──────── Extracto del documento ────────

Una camisa blanca de manga corta, con una bolsa en el pecho -sin nada en particular- y pantalones de lona más corrientes que comunes me convencieron de que era él. Creo que emanaba de esa imagen una suerte de dilatación, de suspensión inconsciente que permite escribir algo como “Catedral”, donde un invidente pide que le describan una edificación como esa.
Sus familiares y amigos lo llamaban “Ray”, rayo en español; quizá una traducción literal. Previniendo a los incautos y estáticos les diré que “Ray Carver” -traducido salvajemente- sería “rayo escultor” o “rayo incisivo”.
Eso es para mí Raymond Carver.
Sus cuentos parecen creados de golpe y con un tronar lejano que cimbra el horizonte, son cortos destellos que anuncian una tormenta y pueden darse en un día soleado, podría decir también que el rayo es breve, poderoso, fugaz y certero -todos ellos adjetivos- y eso, la carga subjetiva del que observa, del que siente, era el elemento usado por Ray para lograr la intimidad con el lector, ¿cómo? Suprimiéndolos de la escritura.
Lo que no se dice pero se deduce, la sugerencia casi silenciosa que produce aglutinar detalles de la vida cotidiana eran su especialidad, como en el relato “Elefante”, donde lo que rodea a una llamada telefónica puede ser más importante que lo dicho por la línea.
No quiero tratar aquí la polémica sobre la autoría de sus relatos, que si su editor –Gordon Lish- se permitió alterar los finales de sus historias, que si escribía demasiadas palabras; pensaré que Ray escribía a golpes, a martillazos, como un Vulcano desterrado por sus vicios. No podría ser de otra forma: fue alguien rechazado cuando necesitaba aceptación y admirado cuando necesitaba tranquilidad para replantear su vida.
Confiesa en el documental que le gustaba pescar salmón y desde su adolescencia dijo que quería ser escritor. Tenía una nueva esposa –su Adorada Tess- y el último libro que publicó, ya sobrio y con cáncer en el pulmón, era dedicado e inspirado por ella.
En las últimas fotografías que muestra el documental se le ve como un viejo trailero o cazador retirado: camisa de franela a cuadros, jeans gastados, botas de minero, gafas “Ray-Ban” y una gorra con parche, ¿nada extraordinario, verdad Ray?
No hay algo más y Ray lo sabía, ¿qué de bueno puede quedar en este mundo?, quizá la pregunta sea ¿Alguna vez ha habido algo bueno en este mundo? Pregunta sin fondo, respuesta sin fondo; por eso creo que a Ray no le importaba.
Son esos pequeños reflejos, donde se observa a uno mismo, los que valen la pena, pero solo una situación tajante, extraña, álgida, permite las combinaciones de espejos. Uno de los espejos -algo distorsionado- es el alcohol y Ray lo experimentó desde casi todos los ángulos: ebrio, alcohólico, rehabilitado y sobrio pero sobre todo como un cronista conocedor del tema.
Sin embargo su estilo no representa la relación del alcohol con el humano sino explorar las combinaciones que dan retratos, anónimos y sin embargo tan próximos que llegan a ser macabros y aun así puede sonreírse en algún punto de la narración, ¿qué es un relato contado sino un cementerio?
Ray, me gustaría platicar contigo, escuchar qué haces ahora cuando te levantas, seguramente barres la entrada de tu casa o haces el café de la mañana como muchos de tus personajes, como yo también.
Cierto, escribo esto para satisfacer mi egoísmo y ojalá terminaran estas líneas revelándose como creación de uno más de tus personajes –que prometo no volverá a aparecer- quien se queja ante su creador.
Desgraciadamente no es así y afortunadamente nos topamos; nos conocimos porque conocemos a esos personajes de los que hablas, los he visto en carne y hueso, con otros nombres tal vez pero con el mismo peso de la soledad a cuestas y sé que si nos encontráramos realmente por la calle, después de haberte dicho cuánto te admiro dirías “¿Quieres hacer el favor de callarte, por favor?”
Habrá que seguirte leyendo, posiblemente me encontraré por ahí regando el jardín o manejando hacia el trabajo, esperando el gran momento de la vida, ese que en realidad –lo sé desde ahora- no me embestirá nunca.

────────

◆ Solicitud de trabajo ◆
Reproduce sin cambios el fragmento del texto sobre Raymond Carver que empieza en “Sin embargo su” y termina en “ante su creador.”.

──────── Información proporcionada ────────

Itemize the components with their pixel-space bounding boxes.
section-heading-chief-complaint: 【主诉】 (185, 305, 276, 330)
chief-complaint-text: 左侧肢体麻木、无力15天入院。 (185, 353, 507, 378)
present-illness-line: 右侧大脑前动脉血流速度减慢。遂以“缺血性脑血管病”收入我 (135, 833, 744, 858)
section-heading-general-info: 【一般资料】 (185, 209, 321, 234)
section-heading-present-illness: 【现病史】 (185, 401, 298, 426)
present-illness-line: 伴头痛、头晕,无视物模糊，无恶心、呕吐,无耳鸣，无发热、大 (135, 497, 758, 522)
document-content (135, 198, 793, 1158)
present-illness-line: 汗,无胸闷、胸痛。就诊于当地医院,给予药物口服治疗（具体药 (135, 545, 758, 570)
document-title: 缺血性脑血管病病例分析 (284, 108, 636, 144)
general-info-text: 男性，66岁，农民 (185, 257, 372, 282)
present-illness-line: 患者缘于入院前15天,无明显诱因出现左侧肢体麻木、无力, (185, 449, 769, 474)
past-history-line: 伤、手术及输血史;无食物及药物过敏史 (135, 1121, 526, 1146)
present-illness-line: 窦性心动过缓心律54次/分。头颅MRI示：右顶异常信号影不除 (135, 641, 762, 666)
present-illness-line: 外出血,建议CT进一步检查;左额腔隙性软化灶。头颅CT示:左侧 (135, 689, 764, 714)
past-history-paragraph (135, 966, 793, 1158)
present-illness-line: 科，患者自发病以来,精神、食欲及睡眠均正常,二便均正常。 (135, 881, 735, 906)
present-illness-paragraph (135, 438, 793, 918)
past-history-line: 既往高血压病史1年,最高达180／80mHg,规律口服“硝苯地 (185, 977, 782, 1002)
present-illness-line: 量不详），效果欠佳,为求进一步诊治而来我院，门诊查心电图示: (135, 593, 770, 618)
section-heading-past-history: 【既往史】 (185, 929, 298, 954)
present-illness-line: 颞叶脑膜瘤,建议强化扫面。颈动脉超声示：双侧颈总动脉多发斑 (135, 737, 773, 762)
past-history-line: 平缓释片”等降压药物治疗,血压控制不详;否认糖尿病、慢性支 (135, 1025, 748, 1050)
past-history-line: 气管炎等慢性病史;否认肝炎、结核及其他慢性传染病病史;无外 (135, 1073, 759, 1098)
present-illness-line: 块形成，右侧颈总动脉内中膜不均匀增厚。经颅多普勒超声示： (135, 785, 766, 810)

────────

◆ Tu respuesta ◆
Sin embargo su estilo no representa la relación del alcohol con el humano sino explorar las combinaciones que dan retratos, anónimos y sin embargo tan próximos que llegan a ser macabros y aun así puede sonreírse en algún punto de la narración, ¿qué es un relato contado sino un cementerio?
Ray, me gustaría platicar contigo, escuchar qué haces ahora cuando te levantas, seguramente barres la entrada de tu casa o haces el café de la mañana como muchos de tus personajes, como yo también.
Cierto, escribo esto para satisfacer mi egoísmo y ojalá terminaran estas líneas revelándose como creación de uno más de tus personajes –que prometo no volverá a aparecer- quien se queja ante su creador.